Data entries
===

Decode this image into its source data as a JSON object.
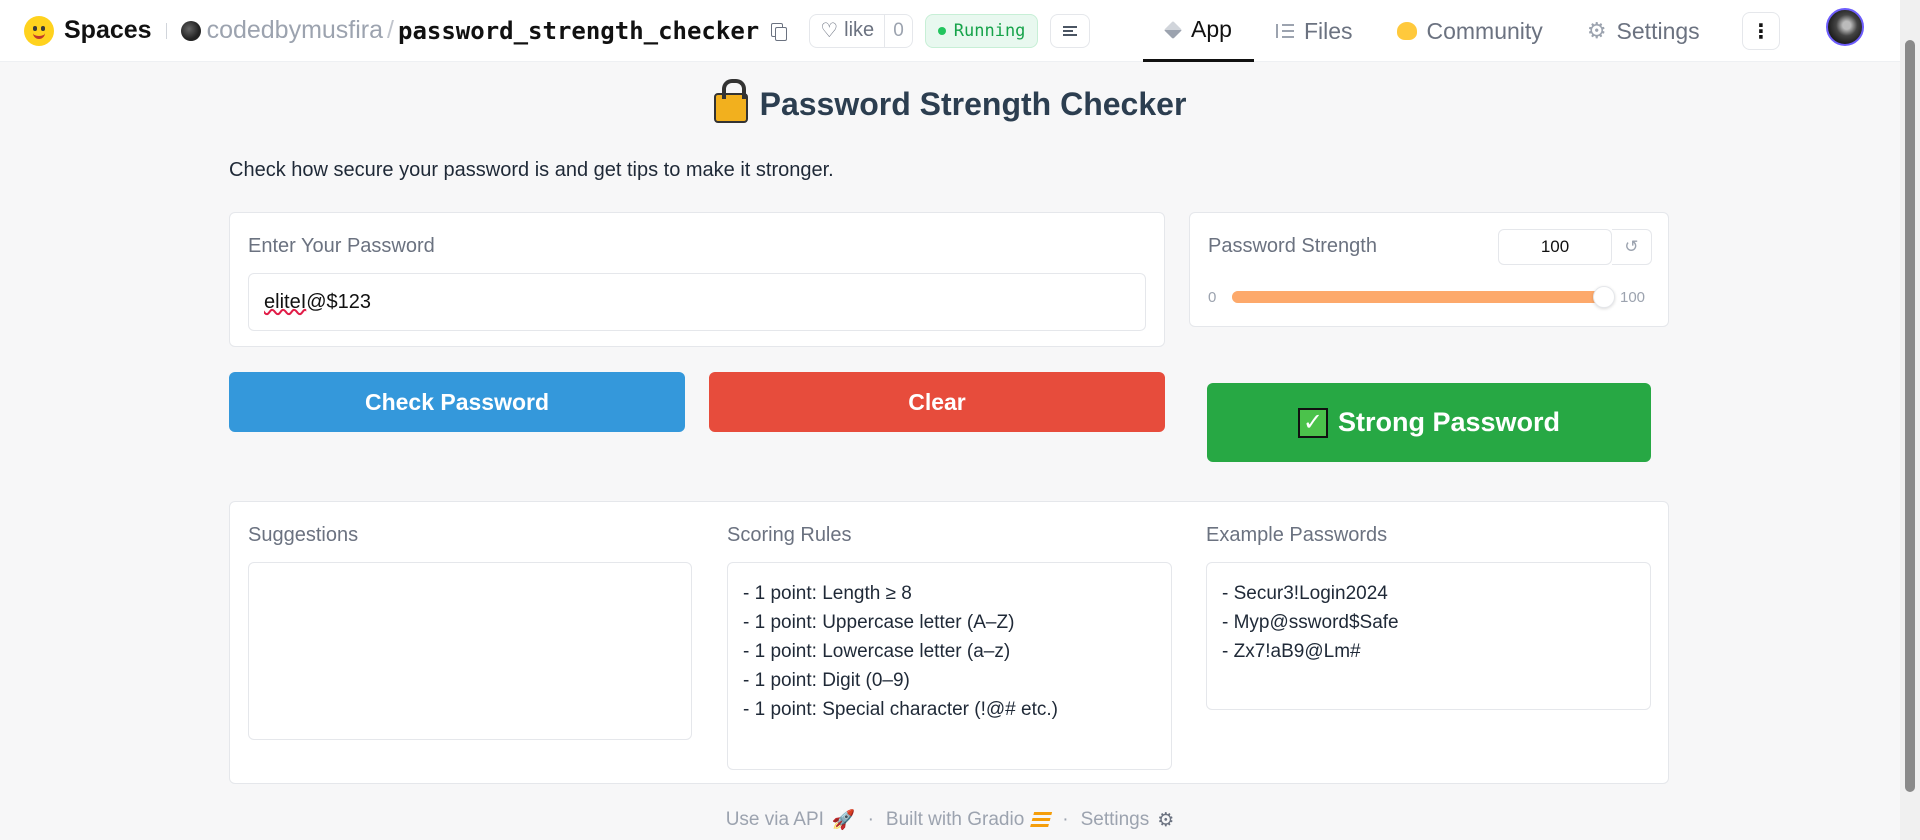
{
  "nav": {
    "brand": "Spaces",
    "owner": "codedbymusfira",
    "repo": "password_strength_checker",
    "like_label": "like",
    "like_count": "0",
    "status": "Running",
    "tabs": [
      {
        "label": "App",
        "icon": "cube-icon",
        "active": true
      },
      {
        "label": "Files",
        "icon": "files-icon",
        "active": false
      },
      {
        "label": "Community",
        "icon": "community-icon",
        "active": false
      },
      {
        "label": "Settings",
        "icon": "gear-icon",
        "active": false
      }
    ]
  },
  "app": {
    "title": "Password Strength Checker",
    "subtitle": "Check how secure your password is and get tips to make it stronger.",
    "password_label": "Enter Your Password",
    "password_value_part1": "eliteI",
    "password_value_part2": "@$123",
    "strength_label": "Password Strength",
    "strength_value": "100",
    "slider_min": "0",
    "slider_max": "100",
    "slider_fraction": 1.0,
    "check_button": "Check Password",
    "clear_button": "Clear",
    "result": "Strong Password",
    "suggestions_label": "Suggestions",
    "suggestions": "",
    "rules_label": "Scoring Rules",
    "rules": [
      "- 1 point: Length ≥ 8",
      "- 1 point: Uppercase letter (A–Z)",
      "- 1 point: Lowercase letter (a–z)",
      "- 1 point: Digit (0–9)",
      "- 1 point: Special character (!@# etc.)"
    ],
    "examples_label": "Example Passwords",
    "examples": [
      "- Secur3!Login2024",
      "- Myp@ssword$Safe",
      "- Zx7!aB9@Lm#"
    ]
  },
  "footer": {
    "api": "Use via API",
    "built": "Built with Gradio",
    "settings": "Settings"
  },
  "colors": {
    "check_button": "#3498db",
    "clear_button": "#e74c3c",
    "strong_result": "#27a844",
    "slider_fill": "#fda96b",
    "title": "#2c3e50"
  }
}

===

[Task]
Reproduce the data word for word, excluding its pictures.

[Output for this task]
Decode this image into its source data as a JSON object.
{
  "nav": {
    "brand": "Spaces",
    "owner": "codedbymusfira",
    "repo": "password_strength_checker",
    "like_label": "like",
    "like_count": "0",
    "status": "Running",
    "tabs": [
      {
        "label": "App",
        "icon": "cube-icon",
        "active": true
      },
      {
        "label": "Files",
        "icon": "files-icon",
        "active": false
      },
      {
        "label": "Community",
        "icon": "community-icon",
        "active": false
      },
      {
        "label": "Settings",
        "icon": "gear-icon",
        "active": false
      }
    ]
  },
  "app": {
    "title": "Password Strength Checker",
    "subtitle": "Check how secure your password is and get tips to make it stronger.",
    "password_label": "Enter Your Password",
    "password_value_part1": "eliteI",
    "password_value_part2": "@$123",
    "strength_label": "Password Strength",
    "strength_value": "100",
    "slider_min": "0",
    "slider_max": "100",
    "slider_fraction": 1.0,
    "check_button": "Check Password",
    "clear_button": "Clear",
    "result": "Strong Password",
    "suggestions_label": "Suggestions",
    "suggestions": "",
    "rules_label": "Scoring Rules",
    "rules": [
      "- 1 point: Length ≥ 8",
      "- 1 point: Uppercase letter (A–Z)",
      "- 1 point: Lowercase letter (a–z)",
      "- 1 point: Digit (0–9)",
      "- 1 point: Special character (!@# etc.)"
    ],
    "examples_label": "Example Passwords",
    "examples": [
      "- Secur3!Login2024",
      "- Myp@ssword$Safe",
      "- Zx7!aB9@Lm#"
    ]
  },
  "footer": {
    "api": "Use via API",
    "built": "Built with Gradio",
    "settings": "Settings"
  },
  "colors": {
    "check_button": "#3498db",
    "clear_button": "#e74c3c",
    "strong_result": "#27a844",
    "slider_fill": "#fda96b",
    "title": "#2c3e50"
  }
}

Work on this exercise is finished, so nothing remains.